(Records that describe figures)
==========
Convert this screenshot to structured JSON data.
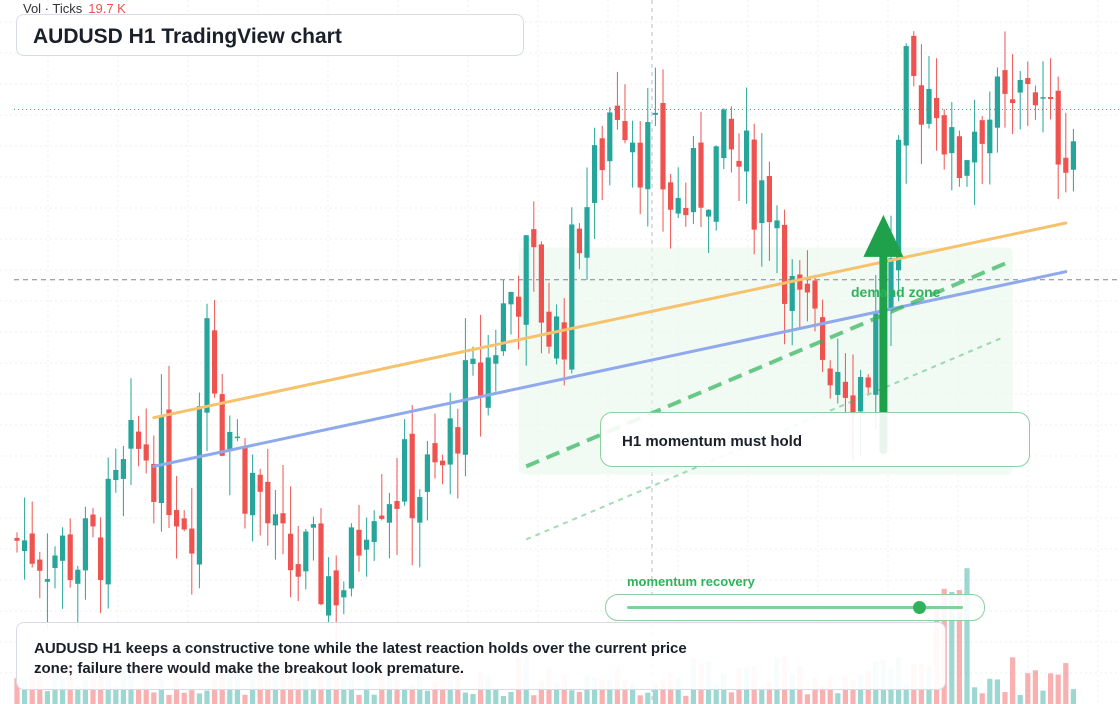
{
  "header": {
    "title": "AUDUSD H1 TradingView chart"
  },
  "volume_label": {
    "name": "Vol · Ticks",
    "value": "19.7 K"
  },
  "annotations": {
    "zone_label": "demand zone",
    "note": "H1 momentum must hold",
    "momentum_label": "momentum recovery",
    "caption": "AUDUSD H1 keeps a constructive tone while the latest reaction holds over the current price zone; failure there would make the breakout look premature."
  },
  "momentum_slider": {
    "level": 0.87
  },
  "colors": {
    "up": "#26a69a",
    "down": "#ef5350",
    "ma_fast": "#f6c26b",
    "ma_slow": "#8fa9ec",
    "accent": "#2fb35a"
  },
  "chart_data": {
    "type": "candlestick",
    "symbol": "AUDUSD",
    "timeframe": "H1",
    "candle_count": 140,
    "price_range": [
      0.65,
      0.657
    ],
    "swing_points": [
      [
        0,
        0.6505
      ],
      [
        10,
        0.6503
      ],
      [
        18,
        0.6516
      ],
      [
        24,
        0.6509
      ],
      [
        26,
        0.6534
      ],
      [
        28,
        0.652
      ],
      [
        32,
        0.6512
      ],
      [
        36,
        0.6502
      ],
      [
        44,
        0.65
      ],
      [
        48,
        0.6512
      ],
      [
        56,
        0.6512
      ],
      [
        60,
        0.6522
      ],
      [
        68,
        0.6538
      ],
      [
        72,
        0.653
      ],
      [
        76,
        0.6547
      ],
      [
        80,
        0.656
      ],
      [
        84,
        0.6553
      ],
      [
        88,
        0.6546
      ],
      [
        94,
        0.6552
      ],
      [
        100,
        0.6548
      ],
      [
        104,
        0.6532
      ],
      [
        108,
        0.6528
      ],
      [
        112,
        0.6525
      ],
      [
        116,
        0.6537
      ],
      [
        118,
        0.656
      ],
      [
        122,
        0.6561
      ],
      [
        124,
        0.6551
      ],
      [
        128,
        0.6558
      ],
      [
        132,
        0.6556
      ],
      [
        134,
        0.6563
      ],
      [
        137,
        0.6555
      ]
    ],
    "moving_averages": [
      {
        "color": "#f6c26b",
        "start": [
          18,
          0.652
        ],
        "end": [
          138,
          0.6544
        ]
      },
      {
        "color": "#8fa9ec",
        "start": [
          18,
          0.6514
        ],
        "end": [
          138,
          0.6538
        ]
      }
    ],
    "trend_lines": [
      {
        "style": "dashed",
        "start": [
          67,
          0.6514
        ],
        "end": [
          130,
          0.6539
        ]
      },
      {
        "style": "dotted",
        "start": [
          67,
          0.6505
        ],
        "end": [
          130,
          0.653
        ]
      }
    ],
    "horizontal_levels": [
      0.6558,
      0.6537
    ],
    "demand_zone": {
      "from_index": 66,
      "to_index": 131,
      "price_from": 0.6513,
      "price_to": 0.6541
    },
    "arrow": {
      "index": 114,
      "from_price": 0.6516,
      "to_price": 0.6545,
      "direction": "up"
    }
  }
}
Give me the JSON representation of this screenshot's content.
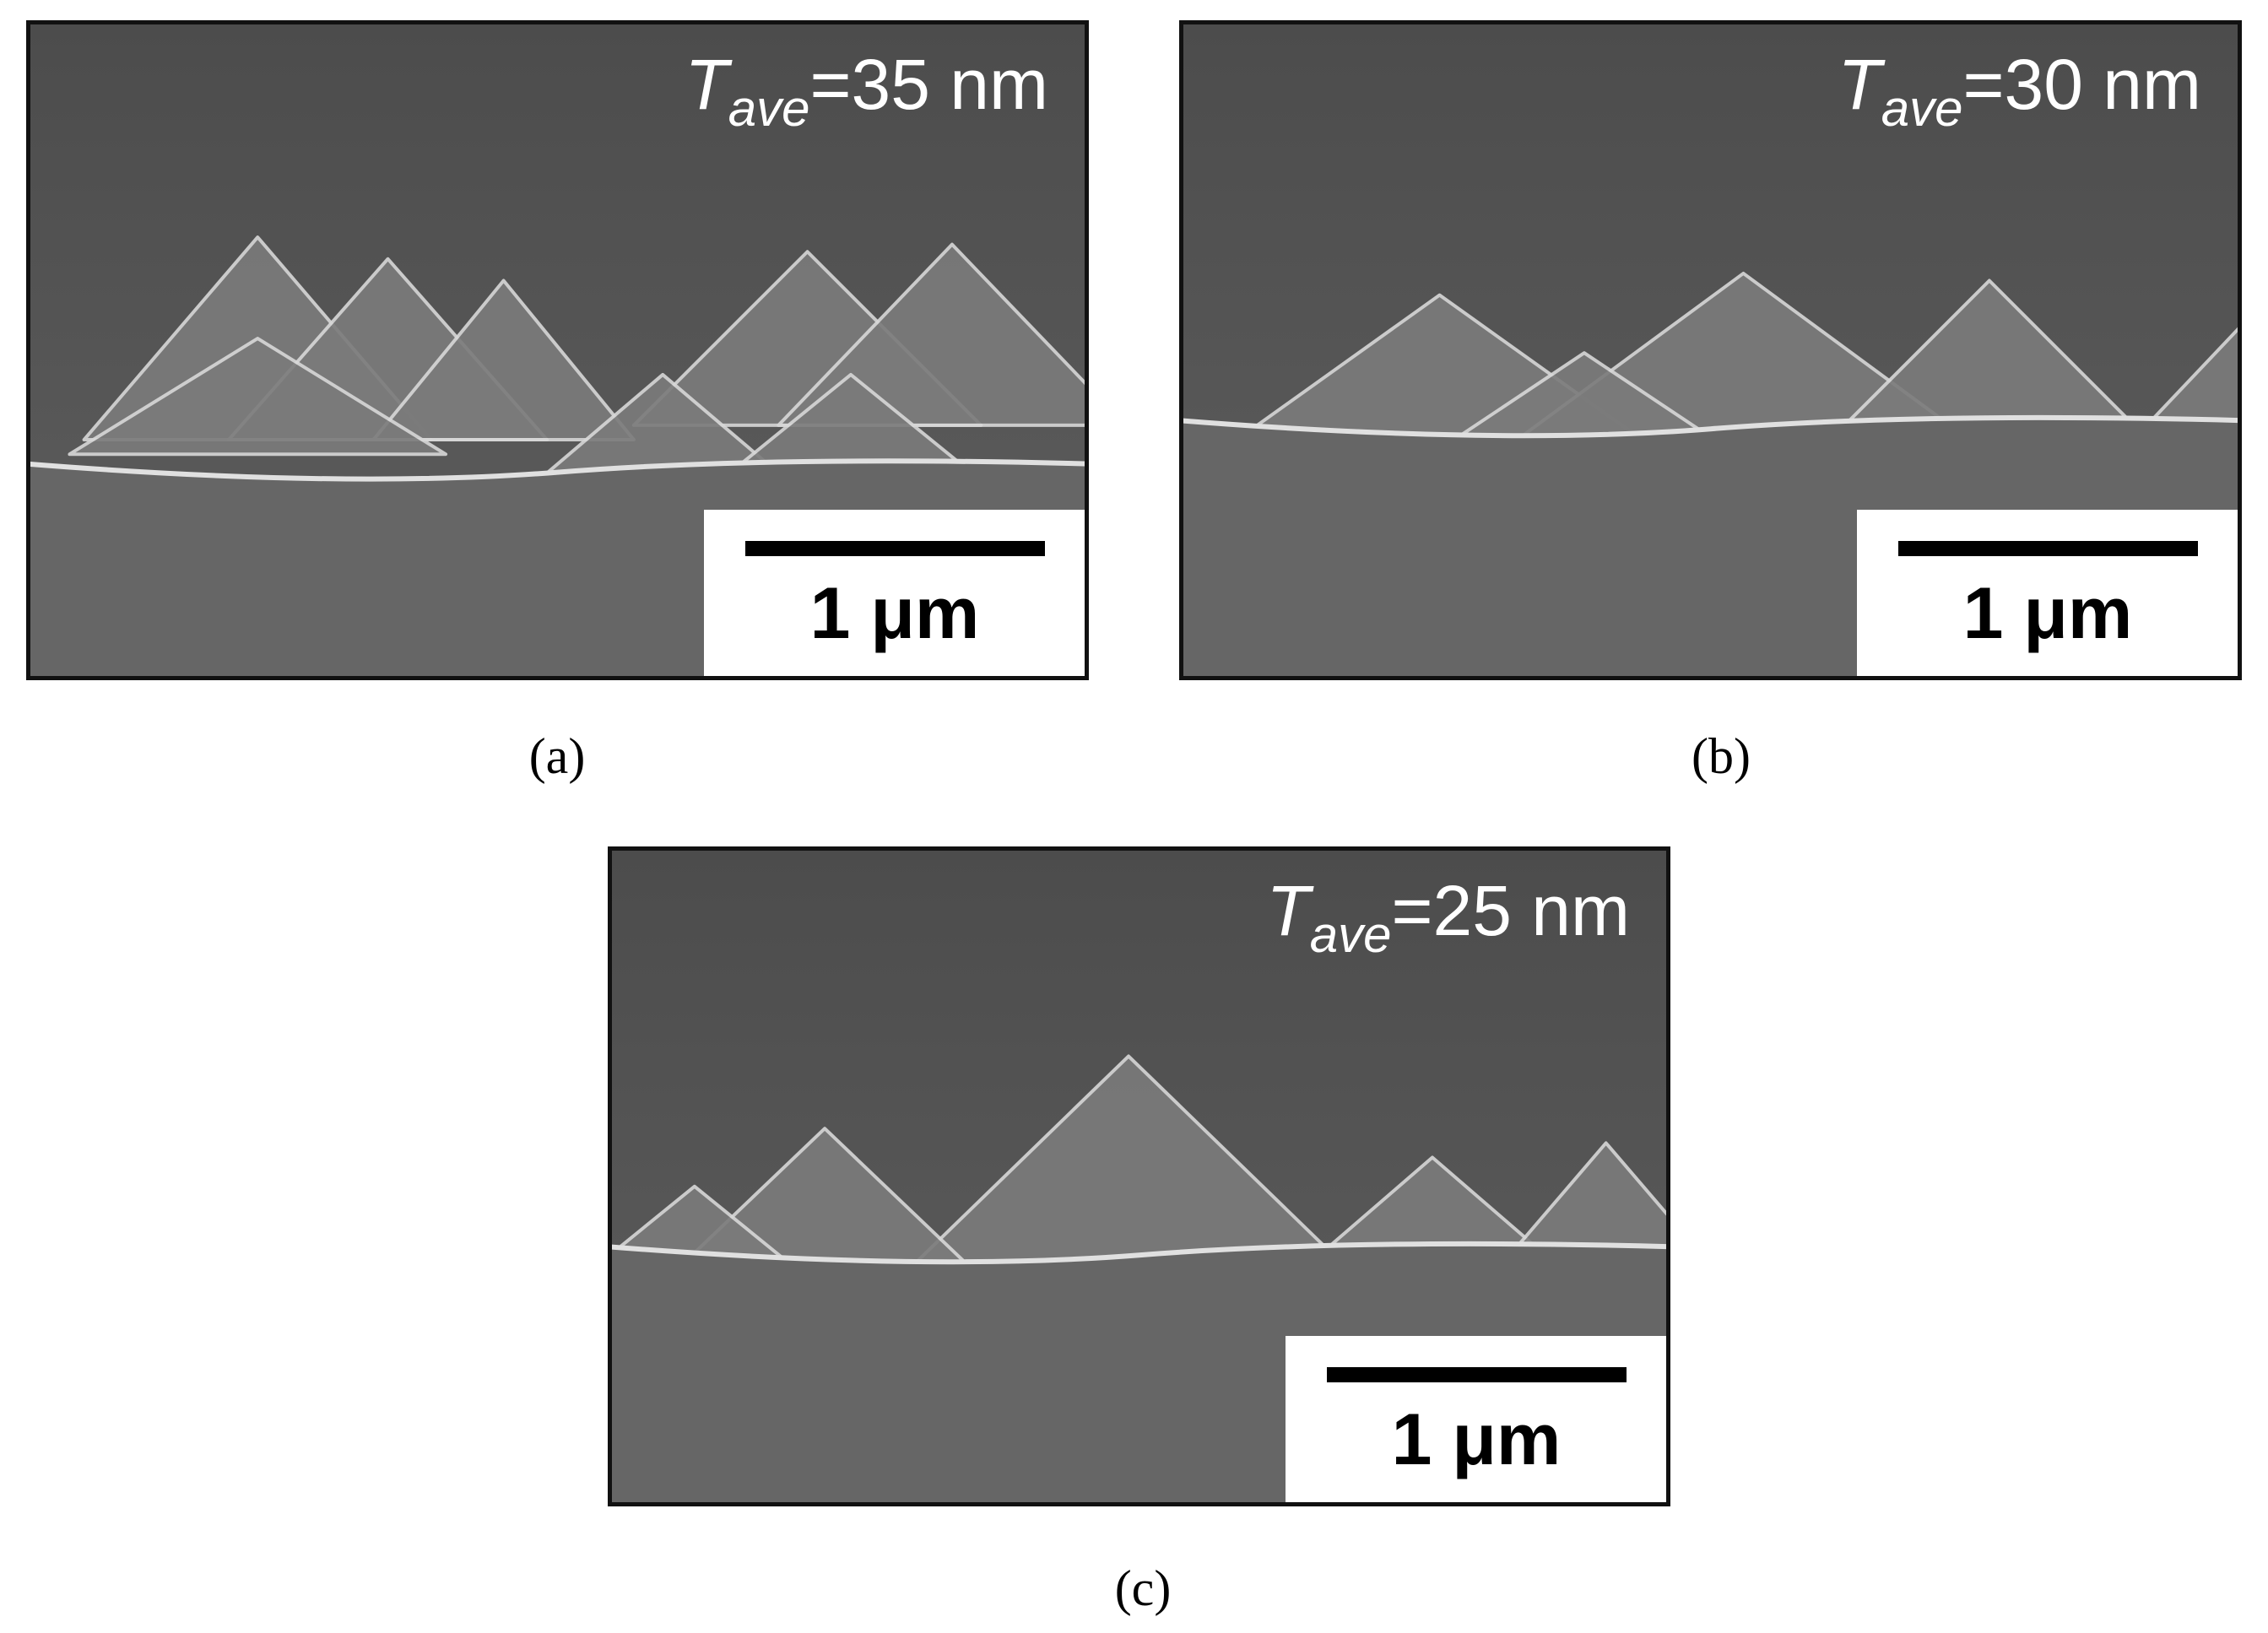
{
  "panels": [
    {
      "label": "(a)",
      "annotation": {
        "symbol": "T",
        "subscript": "ave",
        "value": "=35 nm"
      },
      "scale_bar": "1 μm"
    },
    {
      "label": "(b)",
      "annotation": {
        "symbol": "T",
        "subscript": "ave",
        "value": "=30 nm"
      },
      "scale_bar": "1 μm"
    },
    {
      "label": "(c)",
      "annotation": {
        "symbol": "T",
        "subscript": "ave",
        "value": "=25 nm"
      },
      "scale_bar": "1 μm"
    }
  ]
}
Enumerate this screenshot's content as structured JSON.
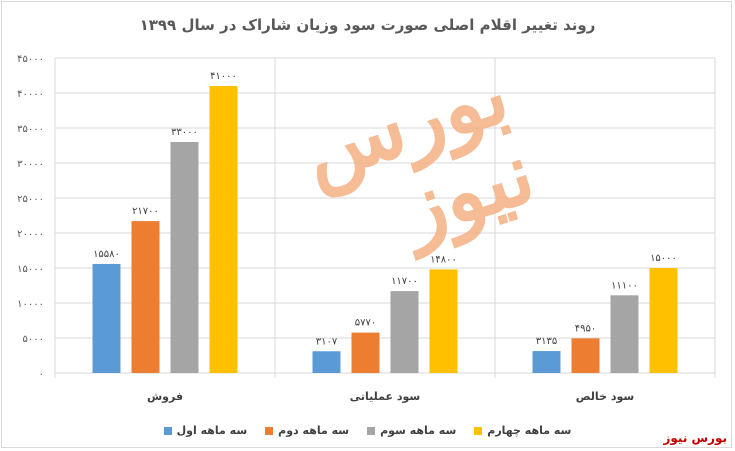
==========
→ **Exercise**: From start to finish, output the listing exactly, but omit its pictures.

→ **Result of the task**:
Convert this screenshot to structured JSON data.
{
  "header": {
    "title": "AUDUSD H1 TradingView chart"
  },
  "volume_label": {
    "name": "Vol · Ticks",
    "value": "19.7 K"
  },
  "annotations": {
    "zone_label": "demand zone",
    "note": "H1 momentum must hold",
    "momentum_label": "momentum recovery",
    "caption": "AUDUSD H1 keeps a constructive tone while the latest reaction holds over the current price zone; failure there would make the breakout look premature."
  },
  "momentum_slider": {
    "level": 0.87
  },
  "colors": {
    "up": "#26a69a",
    "down": "#ef5350",
    "ma_fast": "#f6c26b",
    "ma_slow": "#8fa9ec",
    "accent": "#2fb35a"
  },
  "chart_data": {
    "type": "candlestick",
    "symbol": "AUDUSD",
    "timeframe": "H1",
    "candle_count": 140,
    "price_range": [
      0.65,
      0.657
    ],
    "swing_points": [
      [
        0,
        0.6505
      ],
      [
        10,
        0.6503
      ],
      [
        18,
        0.6516
      ],
      [
        24,
        0.6509
      ],
      [
        26,
        0.6534
      ],
      [
        28,
        0.652
      ],
      [
        32,
        0.6512
      ],
      [
        36,
        0.6502
      ],
      [
        44,
        0.65
      ],
      [
        48,
        0.6512
      ],
      [
        56,
        0.6512
      ],
      [
        60,
        0.6522
      ],
      [
        68,
        0.6538
      ],
      [
        72,
        0.653
      ],
      [
        76,
        0.6547
      ],
      [
        80,
        0.656
      ],
      [
        84,
        0.6553
      ],
      [
        88,
        0.6546
      ],
      [
        94,
        0.6552
      ],
      [
        100,
        0.6548
      ],
      [
        104,
        0.6532
      ],
      [
        108,
        0.6528
      ],
      [
        112,
        0.6525
      ],
      [
        116,
        0.6537
      ],
      [
        118,
        0.656
      ],
      [
        122,
        0.6561
      ],
      [
        124,
        0.6551
      ],
      [
        128,
        0.6558
      ],
      [
        132,
        0.6556
      ],
      [
        134,
        0.6563
      ],
      [
        137,
        0.6555
      ]
    ],
    "moving_averages": [
      {
        "color": "#f6c26b",
        "start": [
          18,
          0.652
        ],
        "end": [
          138,
          0.6544
        ]
      },
      {
        "color": "#8fa9ec",
        "start": [
          18,
          0.6514
        ],
        "end": [
          138,
          0.6538
        ]
      }
    ],
    "trend_lines": [
      {
        "style": "dashed",
        "start": [
          67,
          0.6514
        ],
        "end": [
          130,
          0.6539
        ]
      },
      {
        "style": "dotted",
        "start": [
          67,
          0.6505
        ],
        "end": [
          130,
          0.653
        ]
      }
    ],
    "horizontal_levels": [
      0.6558,
      0.6537
    ],
    "demand_zone": {
      "from_index": 66,
      "to_index": 131,
      "price_from": 0.6513,
      "price_to": 0.6541
    },
    "arrow": {
      "index": 114,
      "from_price": 0.6516,
      "to_price": 0.6545,
      "direction": "up"
    }
  }
}
Give me the JSON representation of this screenshot's content.
{
  "panels": [
    {
      "label": "(a)",
      "annotation": {
        "symbol": "T",
        "subscript": "ave",
        "value": "=35 nm"
      },
      "scale_bar": "1 μm"
    },
    {
      "label": "(b)",
      "annotation": {
        "symbol": "T",
        "subscript": "ave",
        "value": "=30 nm"
      },
      "scale_bar": "1 μm"
    },
    {
      "label": "(c)",
      "annotation": {
        "symbol": "T",
        "subscript": "ave",
        "value": "=25 nm"
      },
      "scale_bar": "1 μm"
    }
  ]
}
Enumerate this screenshot's content as structured JSON.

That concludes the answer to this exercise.